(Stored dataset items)
⁂

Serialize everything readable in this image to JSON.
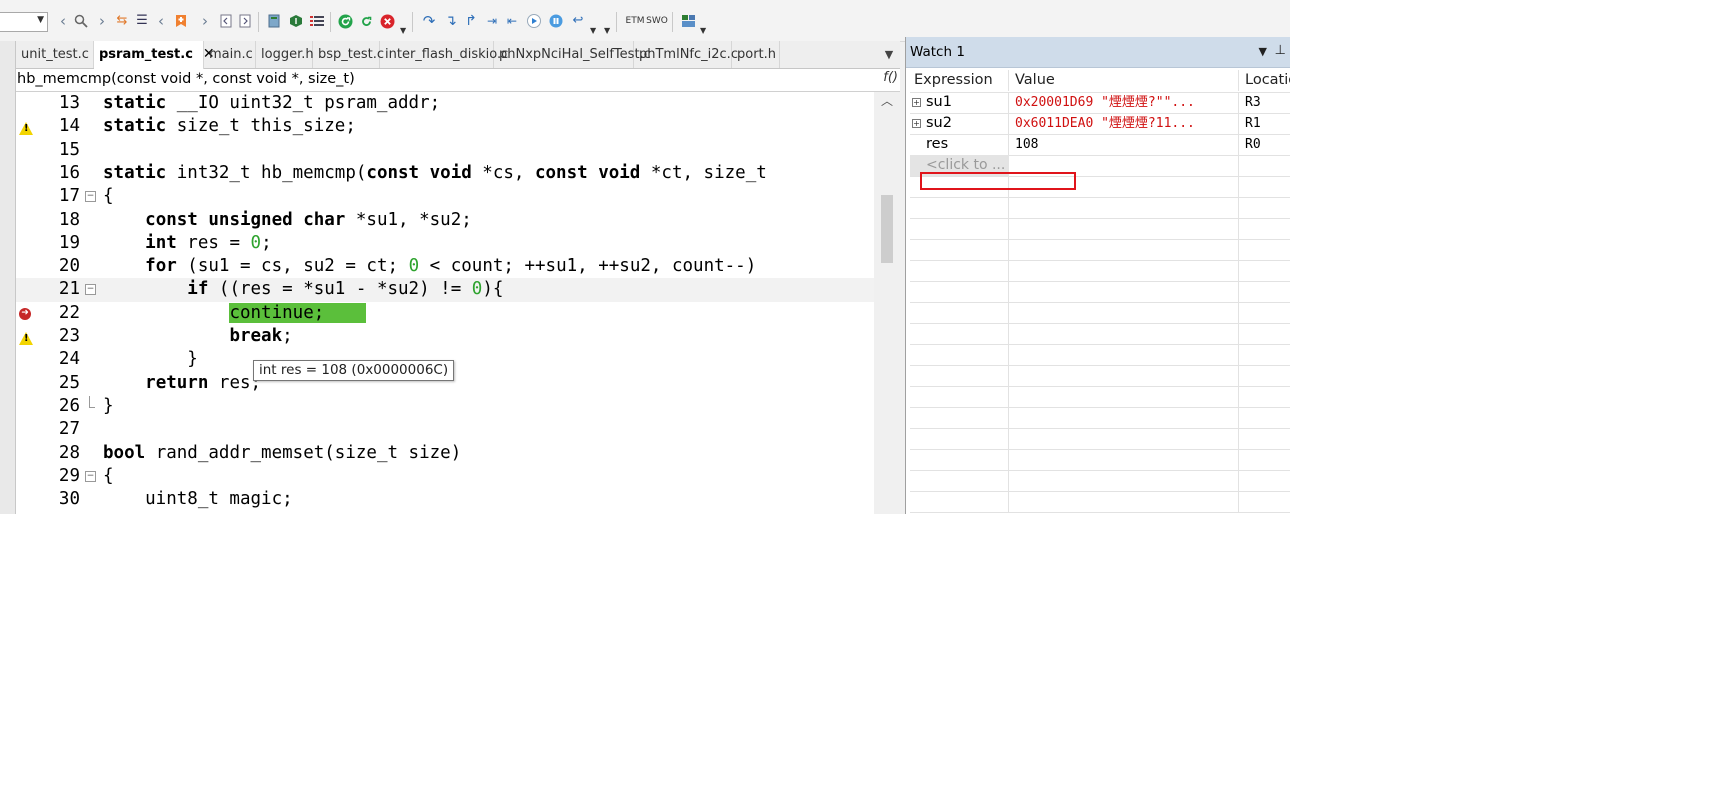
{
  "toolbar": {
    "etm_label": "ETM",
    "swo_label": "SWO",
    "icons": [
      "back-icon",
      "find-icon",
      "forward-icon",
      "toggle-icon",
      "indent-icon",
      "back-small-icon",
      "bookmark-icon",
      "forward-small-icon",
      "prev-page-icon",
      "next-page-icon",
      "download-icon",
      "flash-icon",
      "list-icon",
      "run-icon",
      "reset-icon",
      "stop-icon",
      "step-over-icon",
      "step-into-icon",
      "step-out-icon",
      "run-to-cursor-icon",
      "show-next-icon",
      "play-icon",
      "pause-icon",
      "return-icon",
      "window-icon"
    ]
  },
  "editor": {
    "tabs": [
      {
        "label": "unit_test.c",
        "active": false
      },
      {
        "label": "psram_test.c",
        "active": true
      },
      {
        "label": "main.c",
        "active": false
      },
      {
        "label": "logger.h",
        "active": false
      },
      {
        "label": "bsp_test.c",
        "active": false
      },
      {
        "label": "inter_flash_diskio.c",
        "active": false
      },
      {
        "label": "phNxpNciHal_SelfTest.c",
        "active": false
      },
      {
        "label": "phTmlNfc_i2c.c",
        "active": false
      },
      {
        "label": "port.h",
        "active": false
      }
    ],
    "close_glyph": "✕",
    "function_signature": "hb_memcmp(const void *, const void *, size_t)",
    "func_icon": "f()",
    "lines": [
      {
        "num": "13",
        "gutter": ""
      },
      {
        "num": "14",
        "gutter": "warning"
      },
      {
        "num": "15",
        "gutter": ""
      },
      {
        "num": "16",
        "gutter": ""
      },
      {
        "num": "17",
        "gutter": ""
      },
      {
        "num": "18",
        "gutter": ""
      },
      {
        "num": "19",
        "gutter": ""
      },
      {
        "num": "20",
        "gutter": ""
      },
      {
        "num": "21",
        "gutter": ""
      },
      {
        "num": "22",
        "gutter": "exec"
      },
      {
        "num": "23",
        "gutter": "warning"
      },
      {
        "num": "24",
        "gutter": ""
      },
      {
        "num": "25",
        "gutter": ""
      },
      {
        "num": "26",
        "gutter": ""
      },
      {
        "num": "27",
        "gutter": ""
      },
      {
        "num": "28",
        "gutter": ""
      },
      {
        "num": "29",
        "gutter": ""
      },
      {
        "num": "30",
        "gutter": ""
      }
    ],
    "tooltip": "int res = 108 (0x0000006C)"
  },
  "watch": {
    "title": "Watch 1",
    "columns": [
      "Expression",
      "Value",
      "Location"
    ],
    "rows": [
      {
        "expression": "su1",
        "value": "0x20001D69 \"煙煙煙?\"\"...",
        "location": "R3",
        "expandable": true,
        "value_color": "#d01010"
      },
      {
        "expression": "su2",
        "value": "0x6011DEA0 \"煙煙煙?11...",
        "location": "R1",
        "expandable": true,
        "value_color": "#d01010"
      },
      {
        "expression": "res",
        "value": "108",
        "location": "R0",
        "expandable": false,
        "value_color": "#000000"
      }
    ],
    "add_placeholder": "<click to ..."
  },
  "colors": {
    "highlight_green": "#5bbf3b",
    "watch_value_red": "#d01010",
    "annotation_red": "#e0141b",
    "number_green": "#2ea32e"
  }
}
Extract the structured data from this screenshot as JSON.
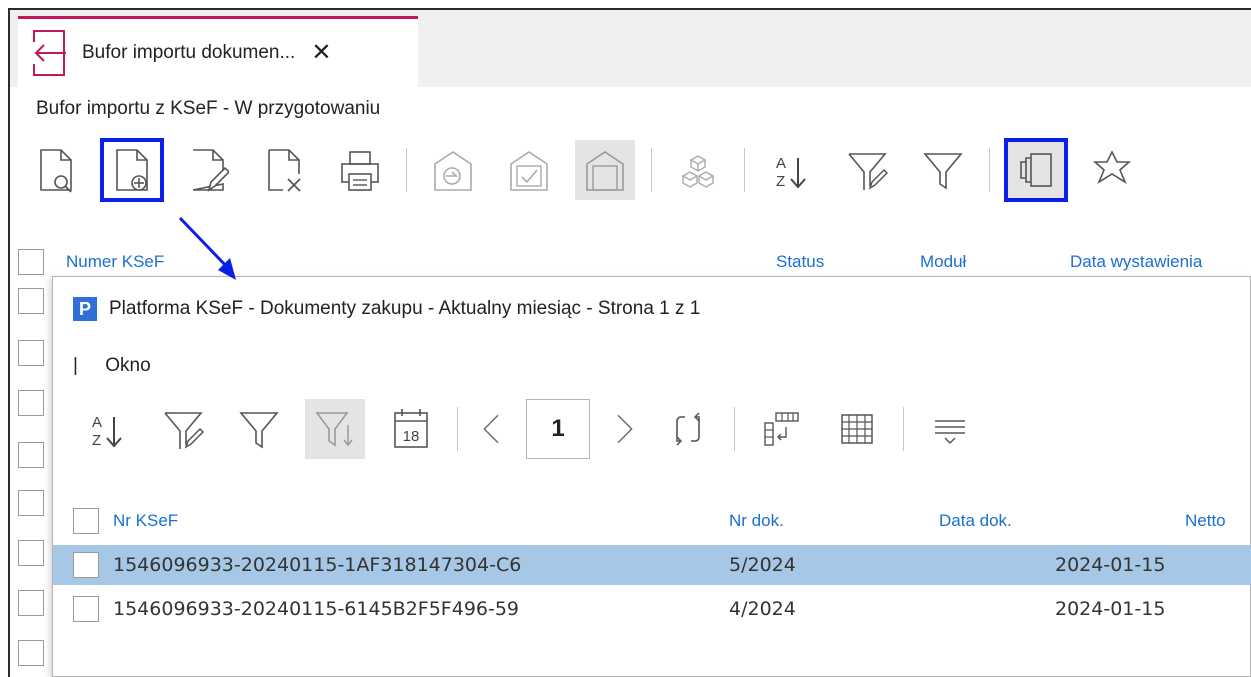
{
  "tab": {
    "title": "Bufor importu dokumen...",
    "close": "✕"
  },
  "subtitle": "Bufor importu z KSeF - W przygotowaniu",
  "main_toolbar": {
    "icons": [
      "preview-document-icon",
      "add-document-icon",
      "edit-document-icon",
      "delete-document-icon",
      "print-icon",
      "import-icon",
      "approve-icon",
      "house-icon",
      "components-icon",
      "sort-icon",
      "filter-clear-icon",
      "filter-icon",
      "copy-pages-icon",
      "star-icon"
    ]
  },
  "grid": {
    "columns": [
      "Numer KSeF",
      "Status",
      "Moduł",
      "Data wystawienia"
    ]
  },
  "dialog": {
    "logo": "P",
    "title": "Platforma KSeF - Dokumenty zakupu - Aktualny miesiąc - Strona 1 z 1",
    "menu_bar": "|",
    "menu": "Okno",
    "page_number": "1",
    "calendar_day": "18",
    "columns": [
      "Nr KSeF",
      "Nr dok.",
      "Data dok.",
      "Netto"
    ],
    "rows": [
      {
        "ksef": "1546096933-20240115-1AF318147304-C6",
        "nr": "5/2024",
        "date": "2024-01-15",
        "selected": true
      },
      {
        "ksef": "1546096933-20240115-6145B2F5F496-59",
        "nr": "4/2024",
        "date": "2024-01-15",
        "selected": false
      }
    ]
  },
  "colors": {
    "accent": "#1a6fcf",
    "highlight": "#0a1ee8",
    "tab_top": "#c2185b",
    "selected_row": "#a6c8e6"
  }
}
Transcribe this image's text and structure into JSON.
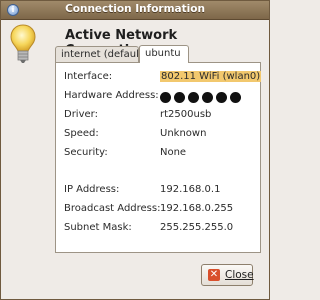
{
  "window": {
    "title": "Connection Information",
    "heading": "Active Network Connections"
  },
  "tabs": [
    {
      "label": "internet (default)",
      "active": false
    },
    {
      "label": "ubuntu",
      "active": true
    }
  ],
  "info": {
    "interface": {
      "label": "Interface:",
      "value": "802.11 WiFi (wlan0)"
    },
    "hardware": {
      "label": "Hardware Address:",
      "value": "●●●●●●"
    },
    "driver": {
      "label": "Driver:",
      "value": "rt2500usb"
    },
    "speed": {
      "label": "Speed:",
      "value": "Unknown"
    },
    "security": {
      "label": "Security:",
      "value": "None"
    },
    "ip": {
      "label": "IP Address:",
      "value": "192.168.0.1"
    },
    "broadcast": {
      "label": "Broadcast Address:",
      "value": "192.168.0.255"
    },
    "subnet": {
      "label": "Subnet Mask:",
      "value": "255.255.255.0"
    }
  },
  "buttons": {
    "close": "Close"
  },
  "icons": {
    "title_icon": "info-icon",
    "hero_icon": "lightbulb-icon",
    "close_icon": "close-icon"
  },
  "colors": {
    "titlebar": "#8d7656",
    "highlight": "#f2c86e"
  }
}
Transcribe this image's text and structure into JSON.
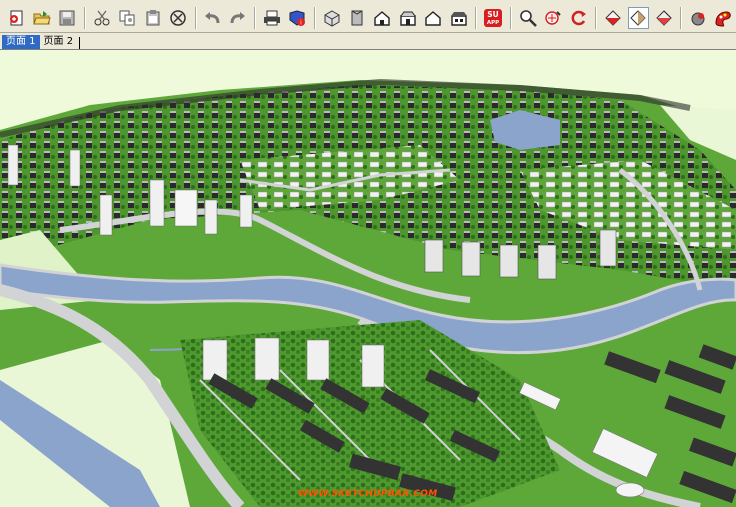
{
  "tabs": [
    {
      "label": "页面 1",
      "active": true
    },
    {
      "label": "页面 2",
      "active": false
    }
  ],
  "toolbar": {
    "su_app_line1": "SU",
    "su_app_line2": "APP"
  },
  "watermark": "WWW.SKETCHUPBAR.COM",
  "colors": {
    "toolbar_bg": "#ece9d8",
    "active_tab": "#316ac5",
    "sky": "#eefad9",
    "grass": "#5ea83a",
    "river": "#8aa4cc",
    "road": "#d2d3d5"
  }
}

⁂

- GOAL: Copy out the records above in full, exactly as written, but not the pictures.

- EXERCISE RESULT:
Serialize everything readable in this image to JSON.
{
  "toolbar": {
    "etm_label": "ETM",
    "swo_label": "SWO",
    "icons": [
      "back-icon",
      "find-icon",
      "forward-icon",
      "toggle-icon",
      "indent-icon",
      "back-small-icon",
      "bookmark-icon",
      "forward-small-icon",
      "prev-page-icon",
      "next-page-icon",
      "download-icon",
      "flash-icon",
      "list-icon",
      "run-icon",
      "reset-icon",
      "stop-icon",
      "step-over-icon",
      "step-into-icon",
      "step-out-icon",
      "run-to-cursor-icon",
      "show-next-icon",
      "play-icon",
      "pause-icon",
      "return-icon",
      "window-icon"
    ]
  },
  "editor": {
    "tabs": [
      {
        "label": "unit_test.c",
        "active": false
      },
      {
        "label": "psram_test.c",
        "active": true
      },
      {
        "label": "main.c",
        "active": false
      },
      {
        "label": "logger.h",
        "active": false
      },
      {
        "label": "bsp_test.c",
        "active": false
      },
      {
        "label": "inter_flash_diskio.c",
        "active": false
      },
      {
        "label": "phNxpNciHal_SelfTest.c",
        "active": false
      },
      {
        "label": "phTmlNfc_i2c.c",
        "active": false
      },
      {
        "label": "port.h",
        "active": false
      }
    ],
    "close_glyph": "✕",
    "function_signature": "hb_memcmp(const void *, const void *, size_t)",
    "func_icon": "f()",
    "lines": [
      {
        "num": "13",
        "gutter": ""
      },
      {
        "num": "14",
        "gutter": "warning"
      },
      {
        "num": "15",
        "gutter": ""
      },
      {
        "num": "16",
        "gutter": ""
      },
      {
        "num": "17",
        "gutter": ""
      },
      {
        "num": "18",
        "gutter": ""
      },
      {
        "num": "19",
        "gutter": ""
      },
      {
        "num": "20",
        "gutter": ""
      },
      {
        "num": "21",
        "gutter": ""
      },
      {
        "num": "22",
        "gutter": "exec"
      },
      {
        "num": "23",
        "gutter": "warning"
      },
      {
        "num": "24",
        "gutter": ""
      },
      {
        "num": "25",
        "gutter": ""
      },
      {
        "num": "26",
        "gutter": ""
      },
      {
        "num": "27",
        "gutter": ""
      },
      {
        "num": "28",
        "gutter": ""
      },
      {
        "num": "29",
        "gutter": ""
      },
      {
        "num": "30",
        "gutter": ""
      }
    ],
    "tooltip": "int res = 108 (0x0000006C)"
  },
  "watch": {
    "title": "Watch 1",
    "columns": [
      "Expression",
      "Value",
      "Location"
    ],
    "rows": [
      {
        "expression": "su1",
        "value": "0x20001D69 \"煙煙煙?\"\"...",
        "location": "R3",
        "expandable": true,
        "value_color": "#d01010"
      },
      {
        "expression": "su2",
        "value": "0x6011DEA0 \"煙煙煙?11...",
        "location": "R1",
        "expandable": true,
        "value_color": "#d01010"
      },
      {
        "expression": "res",
        "value": "108",
        "location": "R0",
        "expandable": false,
        "value_color": "#000000"
      }
    ],
    "add_placeholder": "<click to ..."
  },
  "colors": {
    "highlight_green": "#5bbf3b",
    "watch_value_red": "#d01010",
    "annotation_red": "#e0141b",
    "number_green": "#2ea32e"
  }
}
Extract the structured data from this screenshot as JSON.
{
  "tab": {
    "title": "Bufor importu dokumen...",
    "close": "✕"
  },
  "subtitle": "Bufor importu z KSeF - W przygotowaniu",
  "main_toolbar": {
    "icons": [
      "preview-document-icon",
      "add-document-icon",
      "edit-document-icon",
      "delete-document-icon",
      "print-icon",
      "import-icon",
      "approve-icon",
      "house-icon",
      "components-icon",
      "sort-icon",
      "filter-clear-icon",
      "filter-icon",
      "copy-pages-icon",
      "star-icon"
    ]
  },
  "grid": {
    "columns": [
      "Numer KSeF",
      "Status",
      "Moduł",
      "Data wystawienia"
    ]
  },
  "dialog": {
    "logo": "P",
    "title": "Platforma KSeF - Dokumenty zakupu - Aktualny miesiąc - Strona 1 z 1",
    "menu_bar": "|",
    "menu": "Okno",
    "page_number": "1",
    "calendar_day": "18",
    "columns": [
      "Nr KSeF",
      "Nr dok.",
      "Data dok.",
      "Netto"
    ],
    "rows": [
      {
        "ksef": "1546096933-20240115-1AF318147304-C6",
        "nr": "5/2024",
        "date": "2024-01-15",
        "selected": true
      },
      {
        "ksef": "1546096933-20240115-6145B2F5F496-59",
        "nr": "4/2024",
        "date": "2024-01-15",
        "selected": false
      }
    ]
  },
  "colors": {
    "accent": "#1a6fcf",
    "highlight": "#0a1ee8",
    "tab_top": "#c2185b",
    "selected_row": "#a6c8e6"
  }
}
Transcribe this image's text and structure into JSON.
{
  "window": {
    "title": "Connection Information",
    "heading": "Active Network Connections"
  },
  "tabs": [
    {
      "label": "internet (default)",
      "active": false
    },
    {
      "label": "ubuntu",
      "active": true
    }
  ],
  "info": {
    "interface": {
      "label": "Interface:",
      "value": "802.11 WiFi (wlan0)"
    },
    "hardware": {
      "label": "Hardware Address:",
      "value": "●●●●●●"
    },
    "driver": {
      "label": "Driver:",
      "value": "rt2500usb"
    },
    "speed": {
      "label": "Speed:",
      "value": "Unknown"
    },
    "security": {
      "label": "Security:",
      "value": "None"
    },
    "ip": {
      "label": "IP Address:",
      "value": "192.168.0.1"
    },
    "broadcast": {
      "label": "Broadcast Address:",
      "value": "192.168.0.255"
    },
    "subnet": {
      "label": "Subnet Mask:",
      "value": "255.255.255.0"
    }
  },
  "buttons": {
    "close": "Close"
  },
  "icons": {
    "title_icon": "info-icon",
    "hero_icon": "lightbulb-icon",
    "close_icon": "close-icon"
  },
  "colors": {
    "titlebar": "#8d7656",
    "highlight": "#f2c86e"
  }
}
Transcribe this image's text and structure into JSON.
{
  "tabs": [
    {
      "label": "页面 1",
      "active": true
    },
    {
      "label": "页面 2",
      "active": false
    }
  ],
  "toolbar": {
    "su_app_line1": "SU",
    "su_app_line2": "APP"
  },
  "watermark": "WWW.SKETCHUPBAR.COM",
  "colors": {
    "toolbar_bg": "#ece9d8",
    "active_tab": "#316ac5",
    "sky": "#eefad9",
    "grass": "#5ea83a",
    "river": "#8aa4cc",
    "road": "#d2d3d5"
  }
}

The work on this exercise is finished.